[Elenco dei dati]

━━━━━━━━━━━━━━━━━━━━

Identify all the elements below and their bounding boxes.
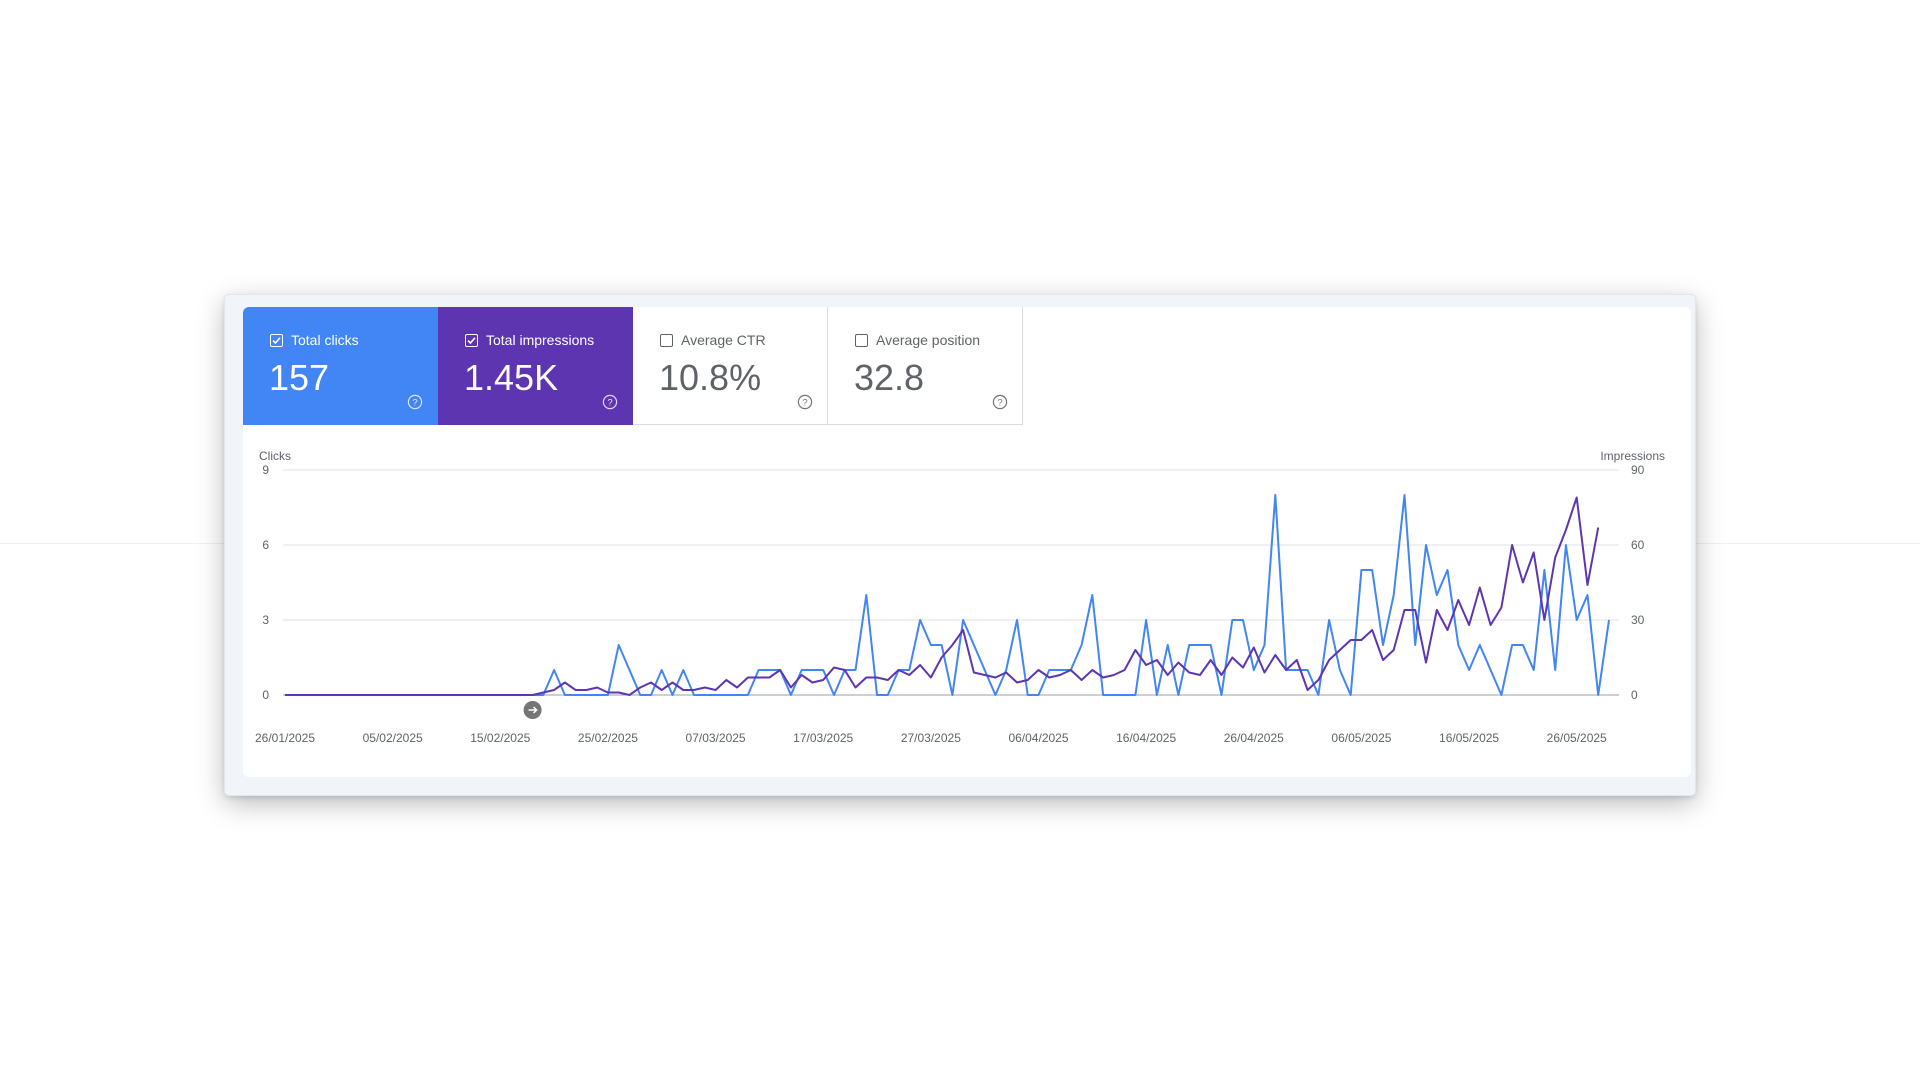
x-tick-label: 06/05/2025 — [1331, 731, 1391, 745]
x-tick-label: 26/04/2025 — [1224, 731, 1284, 745]
checkbox-icon[interactable] — [660, 334, 673, 347]
chart-lines — [285, 494, 1610, 696]
svg-text:?: ? — [607, 397, 612, 408]
help-circle-icon[interactable]: ? — [407, 394, 423, 410]
y-left-ticks: 0 3 6 9 — [262, 463, 269, 702]
checkbox-icon[interactable] — [270, 334, 283, 347]
chart-annotation[interactable] — [523, 701, 542, 719]
y-right-tick-label: 60 — [1631, 538, 1645, 552]
tile-label: Total clicks — [291, 332, 359, 348]
performance-chart: Clicks Impressions 0 3 6 9 0 30 60 90 26/01/20… — [255, 449, 1665, 745]
tile-value: 32.8 — [854, 357, 925, 398]
y-right-tick-label: 0 — [1631, 688, 1638, 702]
tile-value: 10.8% — [659, 357, 762, 398]
chart-grid — [283, 469, 1619, 696]
tile-label: Total impressions — [486, 332, 595, 348]
x-tick-label: 25/02/2025 — [578, 731, 638, 745]
tile-average-ctr[interactable]: Average CTR 10.8% ? — [633, 307, 828, 425]
impressions-series-line — [285, 496, 1600, 696]
tile-value: 157 — [269, 357, 330, 398]
clicks-series-line — [285, 494, 1610, 696]
tile-label: Average position — [876, 332, 981, 348]
x-tick-label: 27/03/2025 — [901, 731, 961, 745]
help-circle-icon[interactable]: ? — [602, 394, 618, 410]
help-circle-icon[interactable]: ? — [992, 394, 1008, 410]
x-axis-ticks: 26/01/2025 05/02/2025 15/02/2025 25/02/2025… — [255, 731, 1607, 745]
y-right-axis-title: Impressions — [1600, 449, 1665, 463]
y-left-tick-label: 9 — [262, 463, 269, 477]
x-tick-label: 16/04/2025 — [1116, 731, 1176, 745]
tile-label: Average CTR — [681, 332, 766, 348]
tile-total-impressions[interactable]: Total impressions 1.45K ? — [438, 307, 633, 425]
x-tick-label: 26/05/2025 — [1547, 731, 1607, 745]
svg-text:?: ? — [412, 397, 417, 408]
x-tick-label: 26/01/2025 — [255, 731, 315, 745]
tile-value: 1.45K — [464, 357, 559, 398]
x-tick-label: 16/05/2025 — [1439, 731, 1499, 745]
arrow-glyph — [528, 706, 538, 714]
y-right-ticks: 0 30 60 90 — [1631, 463, 1645, 702]
svg-text:?: ? — [997, 397, 1002, 408]
y-right-tick-label: 90 — [1631, 463, 1645, 477]
tile-total-clicks[interactable]: Total clicks 157 ? — [243, 307, 438, 425]
x-tick-label: 06/04/2025 — [1008, 731, 1068, 745]
x-tick-label: 05/02/2025 — [363, 731, 423, 745]
y-right-tick-label: 30 — [1631, 613, 1645, 627]
x-tick-label: 15/02/2025 — [470, 731, 530, 745]
y-left-tick-label: 0 — [262, 688, 269, 702]
help-circle-icon[interactable]: ? — [797, 394, 813, 410]
svg-text:?: ? — [802, 397, 807, 408]
performance-card: Total clicks 157 ? Total impressions 1.4… — [243, 307, 1691, 777]
y-left-axis-title: Clicks — [259, 449, 291, 463]
checkbox-icon[interactable] — [855, 334, 868, 347]
checkbox-icon[interactable] — [465, 334, 478, 347]
x-tick-label: 07/03/2025 — [686, 731, 746, 745]
performance-panel: Total clicks 157 ? Total impressions 1.4… — [225, 295, 1695, 795]
metric-tiles: Total clicks 157 ? Total impressions 1.4… — [243, 307, 1023, 425]
tile-average-position[interactable]: Average position 32.8 ? — [828, 307, 1023, 425]
x-tick-label: 17/03/2025 — [793, 731, 853, 745]
y-left-tick-label: 3 — [262, 613, 269, 627]
y-left-tick-label: 6 — [262, 538, 269, 552]
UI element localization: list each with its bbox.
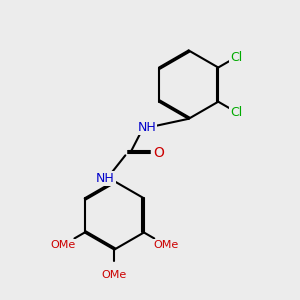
Text: NH: NH: [96, 172, 115, 185]
Text: Cl: Cl: [230, 51, 242, 64]
Text: OMe: OMe: [50, 240, 76, 250]
Text: O: O: [153, 146, 164, 160]
Text: OMe: OMe: [153, 240, 178, 250]
Text: NH: NH: [138, 121, 156, 134]
Text: Cl: Cl: [230, 106, 242, 118]
Text: OMe: OMe: [102, 270, 127, 280]
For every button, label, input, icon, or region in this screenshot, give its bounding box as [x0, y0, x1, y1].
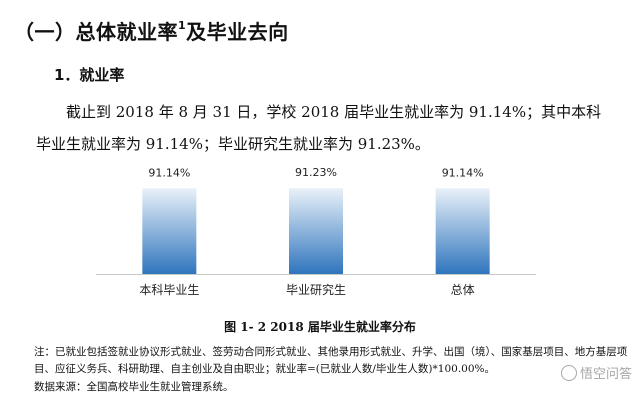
section-title-main: （一）总体就业率: [14, 20, 178, 44]
bar-2: [289, 188, 343, 274]
subsection-title: 1．就业率: [54, 66, 125, 84]
category-label: 总体: [451, 283, 475, 297]
category-label: 毕业研究生: [286, 282, 346, 297]
bars-group: 91.14% 91.23% 91.14%: [142, 166, 490, 274]
section-title: （一）总体就业率1及毕业去向: [14, 16, 289, 45]
watermark: 悟空问答: [560, 363, 632, 382]
figure-caption: 图 1- 2 2018 届毕业生就业率分布: [224, 320, 416, 334]
footnote: 注：已就业包括签就业协议形式就业、签劳动合同形式就业、其他录用形式就业、升学、出…: [34, 346, 628, 375]
bar-3: [435, 188, 490, 274]
category-label: 本科毕业生: [139, 283, 199, 297]
bar-value-label: 91.23%: [295, 166, 337, 179]
x-tick-labels: 本科毕业生 毕业研究生 总体: [139, 282, 474, 297]
bar-value-label: 91.14%: [442, 166, 484, 179]
bar-1: [142, 188, 197, 274]
body-paragraph: 截止到 2018 年 8 月 31 日，学校 2018 届毕业生就业率为 91.…: [36, 103, 602, 153]
employment-rate-bar-chart: 91.14% 91.23% 91.14% 本科毕业生 毕业研究生 总体: [96, 166, 536, 297]
section-title-rest: 及毕业去向: [186, 20, 289, 44]
footnote-marker: 1: [178, 19, 187, 33]
watermark-text: 悟空问答: [579, 367, 632, 382]
data-source: 数据来源：全国高校毕业生就业管理系统。: [34, 381, 234, 393]
bar-value-label: 91.14%: [148, 166, 190, 179]
watermark-logo-icon: [560, 365, 577, 381]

━━━━━━━━━━━━━━━━━━━━

Esercizio>
Mostra ogni riga dei record qui sopra in cui compare la stringa "Total".

Soluzione>
tile-label: Total clicks — [291, 332, 359, 348]
tile-label: Total impressions — [486, 332, 595, 348]
tile-total-impressions[interactable]: Total impressions 1.45K ? — [438, 307, 633, 425]
tile-total-clicks[interactable]: Total clicks 157 ? — [243, 307, 438, 425]
performance-card: Total clicks 157 ? Total impressions 1.4… — [243, 307, 1691, 777]
performance-panel: Total clicks 157 ? Total impressions 1.4… — [225, 295, 1695, 795]
metric-tiles: Total clicks 157 ? Total impressions 1.4… — [243, 307, 1023, 425]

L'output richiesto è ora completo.